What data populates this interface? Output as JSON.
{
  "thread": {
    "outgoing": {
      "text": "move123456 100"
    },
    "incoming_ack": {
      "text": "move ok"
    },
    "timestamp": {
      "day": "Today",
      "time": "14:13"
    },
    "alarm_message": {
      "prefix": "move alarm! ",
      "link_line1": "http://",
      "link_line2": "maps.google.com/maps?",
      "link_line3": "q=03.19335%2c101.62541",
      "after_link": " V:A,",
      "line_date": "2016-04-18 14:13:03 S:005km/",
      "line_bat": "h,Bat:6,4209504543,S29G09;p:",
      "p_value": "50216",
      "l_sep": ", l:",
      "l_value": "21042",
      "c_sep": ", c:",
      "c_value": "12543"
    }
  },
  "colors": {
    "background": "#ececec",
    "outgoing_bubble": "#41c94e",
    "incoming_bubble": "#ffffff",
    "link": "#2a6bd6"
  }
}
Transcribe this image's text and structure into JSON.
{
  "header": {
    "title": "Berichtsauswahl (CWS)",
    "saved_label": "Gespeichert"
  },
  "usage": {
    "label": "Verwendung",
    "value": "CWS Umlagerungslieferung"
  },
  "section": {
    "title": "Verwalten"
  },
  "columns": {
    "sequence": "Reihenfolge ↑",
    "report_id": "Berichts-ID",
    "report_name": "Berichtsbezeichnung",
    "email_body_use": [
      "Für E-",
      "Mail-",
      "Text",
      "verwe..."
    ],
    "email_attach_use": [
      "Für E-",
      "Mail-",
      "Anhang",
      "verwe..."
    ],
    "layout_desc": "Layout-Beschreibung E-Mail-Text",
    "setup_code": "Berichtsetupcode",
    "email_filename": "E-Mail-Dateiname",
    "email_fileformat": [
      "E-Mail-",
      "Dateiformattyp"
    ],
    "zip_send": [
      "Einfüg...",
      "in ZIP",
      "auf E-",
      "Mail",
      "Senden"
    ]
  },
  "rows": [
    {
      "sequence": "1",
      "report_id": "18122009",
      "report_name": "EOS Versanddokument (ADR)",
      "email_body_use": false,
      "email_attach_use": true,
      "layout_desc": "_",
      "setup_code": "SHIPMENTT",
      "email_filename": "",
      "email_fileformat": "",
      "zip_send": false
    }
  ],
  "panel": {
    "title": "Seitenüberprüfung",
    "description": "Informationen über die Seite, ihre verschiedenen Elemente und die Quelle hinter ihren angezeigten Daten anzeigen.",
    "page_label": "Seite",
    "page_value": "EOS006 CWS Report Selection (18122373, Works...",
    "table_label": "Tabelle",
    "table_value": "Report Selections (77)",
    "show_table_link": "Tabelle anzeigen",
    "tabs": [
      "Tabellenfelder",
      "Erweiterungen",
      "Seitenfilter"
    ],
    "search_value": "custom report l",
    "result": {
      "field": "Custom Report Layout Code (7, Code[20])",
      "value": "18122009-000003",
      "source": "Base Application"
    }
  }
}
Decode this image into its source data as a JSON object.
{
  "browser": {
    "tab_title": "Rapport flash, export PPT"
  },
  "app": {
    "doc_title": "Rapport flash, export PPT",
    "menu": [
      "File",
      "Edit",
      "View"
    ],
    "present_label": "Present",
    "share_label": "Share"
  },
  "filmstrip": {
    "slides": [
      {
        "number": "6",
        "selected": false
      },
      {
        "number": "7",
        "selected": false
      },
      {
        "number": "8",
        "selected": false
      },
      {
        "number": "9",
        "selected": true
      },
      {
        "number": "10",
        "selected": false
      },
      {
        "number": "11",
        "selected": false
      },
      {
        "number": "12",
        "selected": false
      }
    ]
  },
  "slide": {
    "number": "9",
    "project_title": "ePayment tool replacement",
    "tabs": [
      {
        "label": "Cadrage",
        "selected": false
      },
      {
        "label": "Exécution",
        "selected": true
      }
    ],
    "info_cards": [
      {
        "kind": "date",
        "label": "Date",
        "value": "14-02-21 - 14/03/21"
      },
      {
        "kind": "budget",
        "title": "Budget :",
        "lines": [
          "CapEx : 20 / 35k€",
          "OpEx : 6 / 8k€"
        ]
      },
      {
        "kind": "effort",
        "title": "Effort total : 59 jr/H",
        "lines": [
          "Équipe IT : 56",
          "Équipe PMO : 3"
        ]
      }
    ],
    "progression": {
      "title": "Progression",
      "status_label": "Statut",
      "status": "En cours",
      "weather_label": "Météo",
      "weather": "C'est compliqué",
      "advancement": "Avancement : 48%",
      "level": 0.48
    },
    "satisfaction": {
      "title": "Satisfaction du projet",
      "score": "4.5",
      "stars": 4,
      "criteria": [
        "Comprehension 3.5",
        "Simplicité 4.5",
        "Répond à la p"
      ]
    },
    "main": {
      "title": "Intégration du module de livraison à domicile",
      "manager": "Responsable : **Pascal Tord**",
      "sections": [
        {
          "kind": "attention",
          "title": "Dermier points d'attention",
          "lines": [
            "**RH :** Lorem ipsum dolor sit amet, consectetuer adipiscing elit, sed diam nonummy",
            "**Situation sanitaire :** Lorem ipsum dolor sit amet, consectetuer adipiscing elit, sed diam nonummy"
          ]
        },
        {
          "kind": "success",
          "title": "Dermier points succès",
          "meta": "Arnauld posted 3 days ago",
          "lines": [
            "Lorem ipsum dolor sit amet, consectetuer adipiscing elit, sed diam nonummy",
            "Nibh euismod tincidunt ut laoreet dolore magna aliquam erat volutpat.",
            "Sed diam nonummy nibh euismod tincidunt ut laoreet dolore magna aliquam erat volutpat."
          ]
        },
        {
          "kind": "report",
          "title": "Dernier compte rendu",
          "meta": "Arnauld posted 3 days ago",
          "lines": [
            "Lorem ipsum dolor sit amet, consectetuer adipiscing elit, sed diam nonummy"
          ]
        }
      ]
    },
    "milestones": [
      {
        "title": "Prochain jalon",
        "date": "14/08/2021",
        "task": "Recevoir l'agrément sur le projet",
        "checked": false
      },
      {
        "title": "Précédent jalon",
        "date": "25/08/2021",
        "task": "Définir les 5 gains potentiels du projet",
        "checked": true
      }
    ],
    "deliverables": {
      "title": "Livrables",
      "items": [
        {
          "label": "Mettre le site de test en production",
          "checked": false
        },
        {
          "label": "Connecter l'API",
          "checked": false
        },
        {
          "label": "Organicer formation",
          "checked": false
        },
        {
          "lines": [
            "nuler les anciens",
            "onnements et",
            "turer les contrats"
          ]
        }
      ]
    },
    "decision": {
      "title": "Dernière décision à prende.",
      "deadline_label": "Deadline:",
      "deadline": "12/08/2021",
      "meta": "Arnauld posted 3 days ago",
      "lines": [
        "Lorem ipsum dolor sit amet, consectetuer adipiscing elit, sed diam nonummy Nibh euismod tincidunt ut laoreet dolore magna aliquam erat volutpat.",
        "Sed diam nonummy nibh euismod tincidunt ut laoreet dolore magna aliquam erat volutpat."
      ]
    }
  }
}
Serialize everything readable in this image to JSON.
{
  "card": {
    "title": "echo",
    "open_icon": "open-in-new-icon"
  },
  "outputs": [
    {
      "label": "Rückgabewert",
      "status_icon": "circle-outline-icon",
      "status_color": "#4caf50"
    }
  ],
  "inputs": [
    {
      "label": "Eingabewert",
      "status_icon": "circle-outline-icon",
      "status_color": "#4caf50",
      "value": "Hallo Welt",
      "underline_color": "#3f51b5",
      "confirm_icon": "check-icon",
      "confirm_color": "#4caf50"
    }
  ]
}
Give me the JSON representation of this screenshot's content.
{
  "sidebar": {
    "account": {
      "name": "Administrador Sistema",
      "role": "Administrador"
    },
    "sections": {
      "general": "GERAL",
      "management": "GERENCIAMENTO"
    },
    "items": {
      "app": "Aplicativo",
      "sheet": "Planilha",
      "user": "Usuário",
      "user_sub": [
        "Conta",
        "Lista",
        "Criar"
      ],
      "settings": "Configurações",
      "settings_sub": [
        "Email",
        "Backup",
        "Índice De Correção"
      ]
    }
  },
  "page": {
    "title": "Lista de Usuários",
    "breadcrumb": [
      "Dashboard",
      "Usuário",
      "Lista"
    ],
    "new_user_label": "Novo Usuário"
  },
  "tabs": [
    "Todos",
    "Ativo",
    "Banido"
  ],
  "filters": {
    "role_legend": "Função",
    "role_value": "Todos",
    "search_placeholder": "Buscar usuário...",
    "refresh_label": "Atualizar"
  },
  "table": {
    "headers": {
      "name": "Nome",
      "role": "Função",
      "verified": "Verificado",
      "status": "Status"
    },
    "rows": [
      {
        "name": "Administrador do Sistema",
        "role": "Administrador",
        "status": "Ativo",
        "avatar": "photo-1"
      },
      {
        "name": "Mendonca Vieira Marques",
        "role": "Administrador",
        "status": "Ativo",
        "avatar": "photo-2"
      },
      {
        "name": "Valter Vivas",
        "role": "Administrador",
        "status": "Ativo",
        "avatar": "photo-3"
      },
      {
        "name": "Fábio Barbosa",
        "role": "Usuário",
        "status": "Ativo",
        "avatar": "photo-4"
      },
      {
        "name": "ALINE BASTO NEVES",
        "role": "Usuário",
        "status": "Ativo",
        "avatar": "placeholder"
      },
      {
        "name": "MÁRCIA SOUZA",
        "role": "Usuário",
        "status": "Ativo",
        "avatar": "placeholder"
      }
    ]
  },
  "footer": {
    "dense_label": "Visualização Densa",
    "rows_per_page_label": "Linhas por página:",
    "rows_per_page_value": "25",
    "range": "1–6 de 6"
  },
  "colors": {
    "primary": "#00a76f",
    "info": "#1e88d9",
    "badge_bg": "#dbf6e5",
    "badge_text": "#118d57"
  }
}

## Stated task
Return only the number of lines in the data that contain "photo".

## Complete response
4